Tuesday, 15 December 2009

Keep taking the tablets...

Three and a half days of presentations about breast cancer with hundreds of posters to look at is pretty intense: as a non-scientist I am always interested in ideas which float above the scientific analysis – my scientific colleagues can deal with the clever stuff. (Read the press releases which we issued about some of the presentations).

I also look for links to research that Breast Cancer Campaign is supporting and there are a number which shows that our research is indeed cutting edge.

One presentation which caught my attention was from British Columbia in Canada and relates to the title of this blog. It is counter-intuitive that patients should stop taking medication which is life-saving, but they do. The background is that guidelines for the care of patients with early breast cancer suggest patients should be offered additional treatments after surgery to increase their chances of survival. The principal treatment for women with oestrogen receptor (ER) positive breast cancer over the last three decades has been tamoxifen and more recently, the aromatase inhibitors.
::::::::
**Directions for this task:** Reproduce the blog post above about breast cancer conference presentations word for word, from its date line to its final sentence.

**Dataset entries:**
::::::::
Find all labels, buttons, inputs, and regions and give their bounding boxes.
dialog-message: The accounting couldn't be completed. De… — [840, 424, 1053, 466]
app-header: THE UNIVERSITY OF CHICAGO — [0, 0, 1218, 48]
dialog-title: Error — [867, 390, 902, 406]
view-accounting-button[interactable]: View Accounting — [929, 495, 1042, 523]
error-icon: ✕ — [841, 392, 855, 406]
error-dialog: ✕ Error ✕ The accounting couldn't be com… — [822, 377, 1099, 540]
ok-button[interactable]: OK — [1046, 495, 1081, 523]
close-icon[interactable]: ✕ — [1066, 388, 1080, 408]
::::::::
**Response to this task:**
Tuesday, 15 December 2009

Keep taking the tablets...

Three and a half days of presentations about breast cancer with hundreds of posters to look at is pretty intense: as a non-scientist I am always interested in ideas which float above the scientific analysis – my scientific colleagues can deal with the clever stuff. (Read the press releases which we issued about some of the presentations).

I also look for links to research that Breast Cancer Campaign is supporting and there are a number which shows that our research is indeed cutting edge.

One presentation which caught my attention was from British Columbia in Canada and relates to the title of this blog. It is counter-intuitive that patients should stop taking medication which is life-saving, but they do. The background is that guidelines for the care of patients with early breast cancer suggest patients should be offered additional treatments after surgery to increase their chances of survival. The principal treatment for women with oestrogen receptor (ER) positive breast cancer over the last three decades has been tamoxifen and more recently, the aromatase inhibitors.